Extract provided >>
########################################

Inconsistent results for the same query on an index with 0 replicas

Marten · December 15, 2020, 1:20pm

Hi there,

I have a problem with inconsistent ranking of the results when submitting the same query multiple times.
I'm using ES 5.6.8 on an index with 5 primary shards.
I have set the number of replicas from 1 to 0 to avoid the "deleted documents" issue, but still have the same problem.

It seems that the score for the 1st document lowers with each subsequent search (same query).
The score of the second hit stays the same.
With each search, the score from the 1st hit drops until it is lower than the 2nd hit.
When that happens, the ranking of the results changes and the 1st hit becomes the 2nd one.

During all this time, the data in the index didn't change.

Does anybody know what this can be and how I can fix it?

Thanks,

Marten

warkolm · December 15, 2020, 11:19pm

5.X is EOL, please upgrade ASAP

Can you show some examples of the query and the responses with changing scores?

Marten · January 8, 2021, 3:45pm

Hi Mark,

Sorry for the delay.
This is the query:
{
"query": ▿{
"bool": ▿{
"must": ▿[
▿{
"bool": ▿{
"should": ▿[
▿[
▿{
"multi_match": ▿{
"query": "promotie",
"fields": ▿[
"d_author^1",
"d_body^1",
"d_snippetContent^1"

########################################

Stored data records
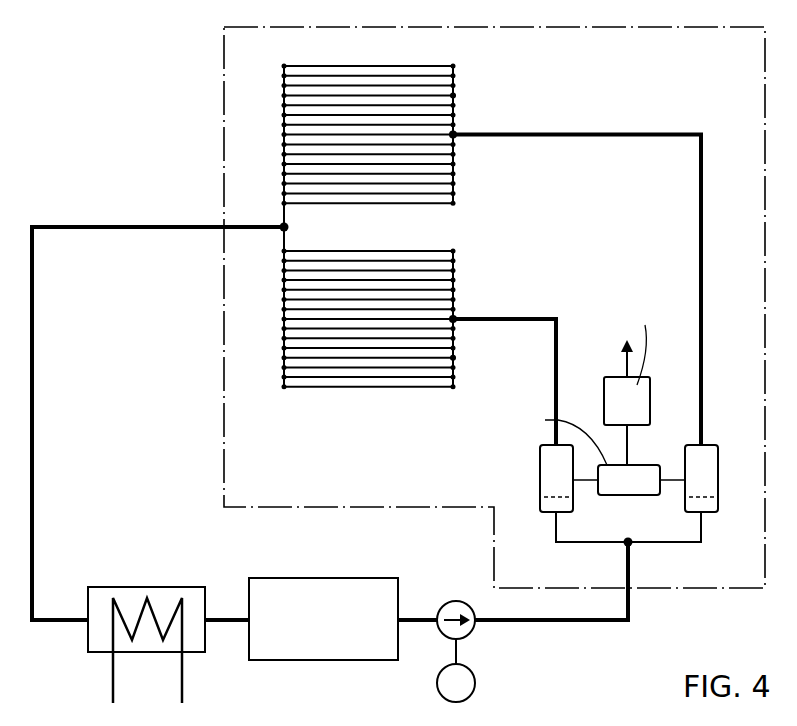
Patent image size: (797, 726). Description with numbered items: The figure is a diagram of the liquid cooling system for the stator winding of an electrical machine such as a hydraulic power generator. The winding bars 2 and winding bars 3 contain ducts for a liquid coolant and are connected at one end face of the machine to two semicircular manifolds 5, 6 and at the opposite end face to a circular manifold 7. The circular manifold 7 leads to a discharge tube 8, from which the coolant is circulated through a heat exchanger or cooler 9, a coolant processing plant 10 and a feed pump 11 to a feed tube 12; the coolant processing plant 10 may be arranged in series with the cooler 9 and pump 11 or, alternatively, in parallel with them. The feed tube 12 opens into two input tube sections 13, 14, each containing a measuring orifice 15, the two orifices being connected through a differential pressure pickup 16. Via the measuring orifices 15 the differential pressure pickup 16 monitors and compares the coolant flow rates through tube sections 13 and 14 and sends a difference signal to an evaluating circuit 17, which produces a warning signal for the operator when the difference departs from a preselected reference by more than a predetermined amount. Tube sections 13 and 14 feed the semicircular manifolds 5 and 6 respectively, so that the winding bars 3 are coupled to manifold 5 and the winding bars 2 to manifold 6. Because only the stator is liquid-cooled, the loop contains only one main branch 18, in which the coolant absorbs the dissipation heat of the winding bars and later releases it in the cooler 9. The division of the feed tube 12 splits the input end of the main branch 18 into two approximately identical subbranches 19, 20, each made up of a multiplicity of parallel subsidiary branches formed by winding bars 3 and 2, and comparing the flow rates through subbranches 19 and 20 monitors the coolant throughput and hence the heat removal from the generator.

The winding bars 2 is at (351, 72).
The winding bars 3 is at (352, 388).
The semicircular manifold 5 is at (455, 350).
The semicircular manifold 6 is at (455, 90).
The circular manifold 7 is at (289, 213).
The discharge tube 8 is at (136, 226).
The heat exchanger or cooler 9 is at (159, 597).
The coolant processing plant 10 is at (357, 648).
The feed pump 11 is at (452, 606).
The feed tube 12 is at (634, 606).
The input tube section 13 is at (584, 543).
The input tube section 14 is at (672, 543).
The measuring orifice 15 is at (540, 483).
The differential pressure pickup 16 is at (614, 496).
The evaluating circuit 17 is at (628, 370).
The main branch 18 is at (223, 343).
The subbranch 19 is at (524, 309).
The subbranch 20 is at (546, 125).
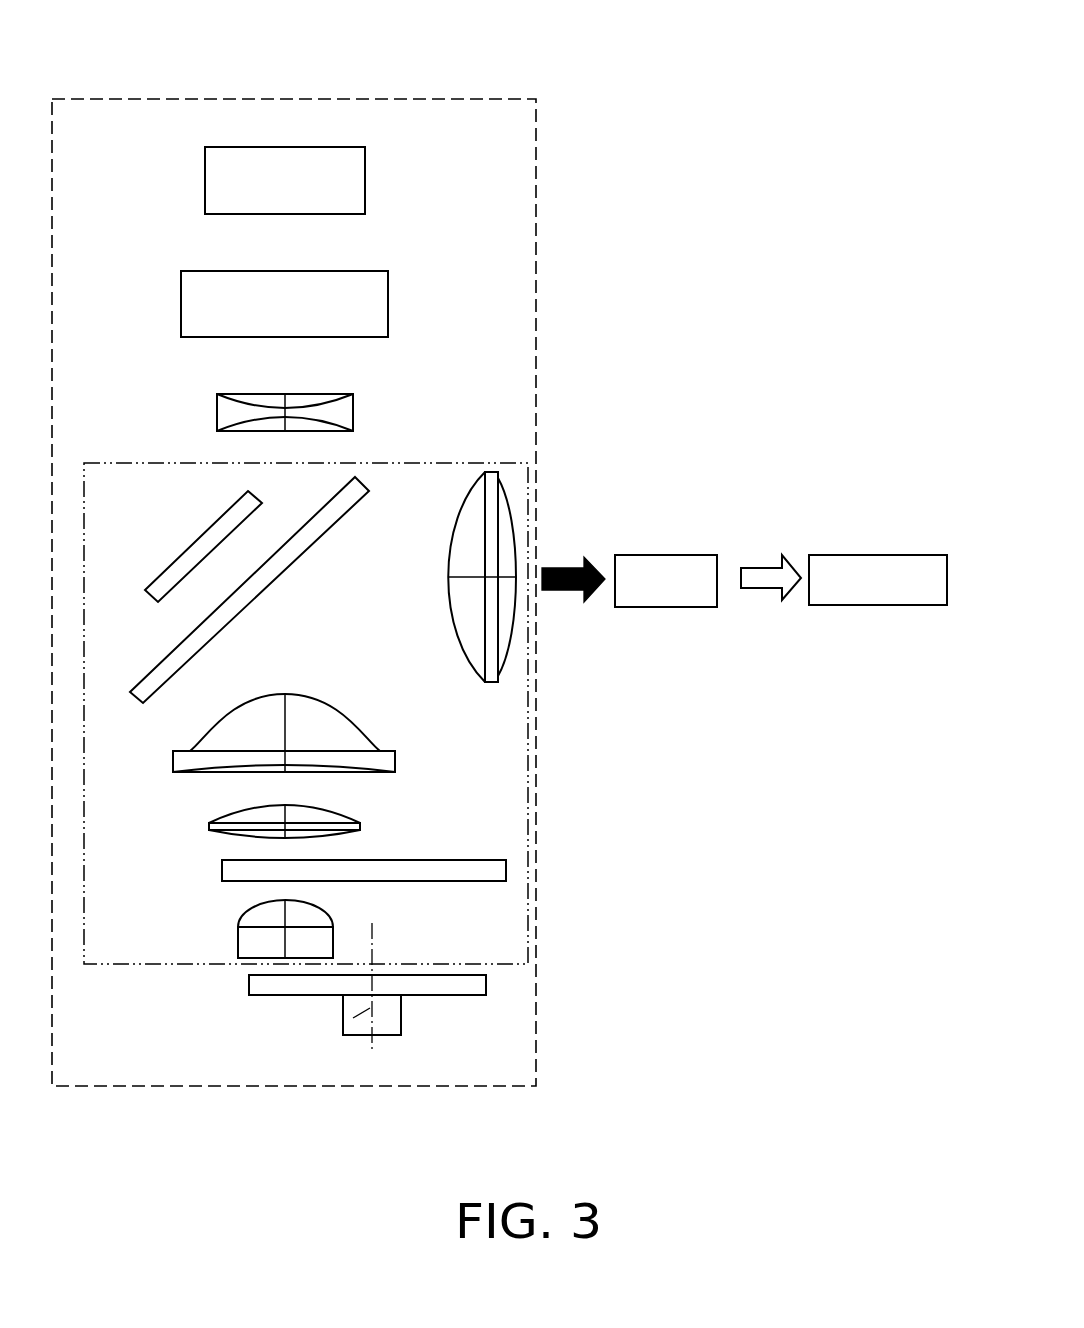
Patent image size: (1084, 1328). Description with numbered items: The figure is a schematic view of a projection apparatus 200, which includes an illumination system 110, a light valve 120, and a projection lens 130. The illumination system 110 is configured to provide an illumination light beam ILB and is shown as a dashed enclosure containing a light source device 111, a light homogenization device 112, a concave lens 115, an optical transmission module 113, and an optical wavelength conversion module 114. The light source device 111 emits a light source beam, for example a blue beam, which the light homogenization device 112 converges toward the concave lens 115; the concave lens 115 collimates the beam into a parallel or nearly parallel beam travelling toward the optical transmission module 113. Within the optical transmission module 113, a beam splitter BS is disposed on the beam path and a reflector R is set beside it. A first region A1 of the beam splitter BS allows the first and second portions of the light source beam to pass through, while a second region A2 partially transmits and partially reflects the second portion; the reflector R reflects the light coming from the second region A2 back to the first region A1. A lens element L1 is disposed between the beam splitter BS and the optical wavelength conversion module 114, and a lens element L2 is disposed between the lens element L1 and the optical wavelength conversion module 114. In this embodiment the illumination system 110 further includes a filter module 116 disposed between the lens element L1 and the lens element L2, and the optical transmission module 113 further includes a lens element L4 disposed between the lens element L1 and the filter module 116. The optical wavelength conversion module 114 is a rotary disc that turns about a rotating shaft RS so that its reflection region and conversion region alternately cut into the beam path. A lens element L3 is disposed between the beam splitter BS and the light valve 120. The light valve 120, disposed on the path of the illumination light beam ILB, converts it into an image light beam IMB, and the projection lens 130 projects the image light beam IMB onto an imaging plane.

The projection apparatus 200 is at (912, 1172).
The illumination system 110 is at (460, 99).
The light source device 111 is at (205, 174).
The light homogenization device 112 is at (181, 298).
The optical transmission module 113 is at (122, 964).
The optical wavelength conversion module 114 is at (249, 985).
The concave lens 115 is at (217, 410).
The filter module 116 is at (222, 868).
The light valve 120 is at (655, 555).
The projection lens 130 is at (888, 555).
The reflector R is at (192, 550).
The beam splitter BS is at (180, 652).
The first region A1 is at (358, 490).
The second region A2 is at (134, 688).
The lens element L1 is at (203, 737).
The lens element L2 is at (238, 938).
The lens element L3 is at (480, 676).
The lens element L4 is at (209, 818).
The rotating shaft RS is at (342, 1024).
The illumination light beam ILB is at (562, 567).
The image light beam IMB is at (760, 566).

########################################

Tasks for this exercise >>
• a. In the forum thread, what version of ES is Marten using?
• b. Please repeat part of the forum thread word for word, starting with "Marten · December" and going on through "search (same query).".

Solutions for each task >>
• a. ES 5.6.8

• b.
Marten · December 15, 2020, 1:20pm

Hi there,

I have a problem with inconsistent ranking of the results when submitting the same query multiple times.
I'm using ES 5.6.8 on an index with 5 primary shards.
I have set the number of replicas from 1 to 0 to avoid the "deleted documents" issue, but still have the same problem.

It seems that the score for the 1st document lowers with each subsequent search (same query).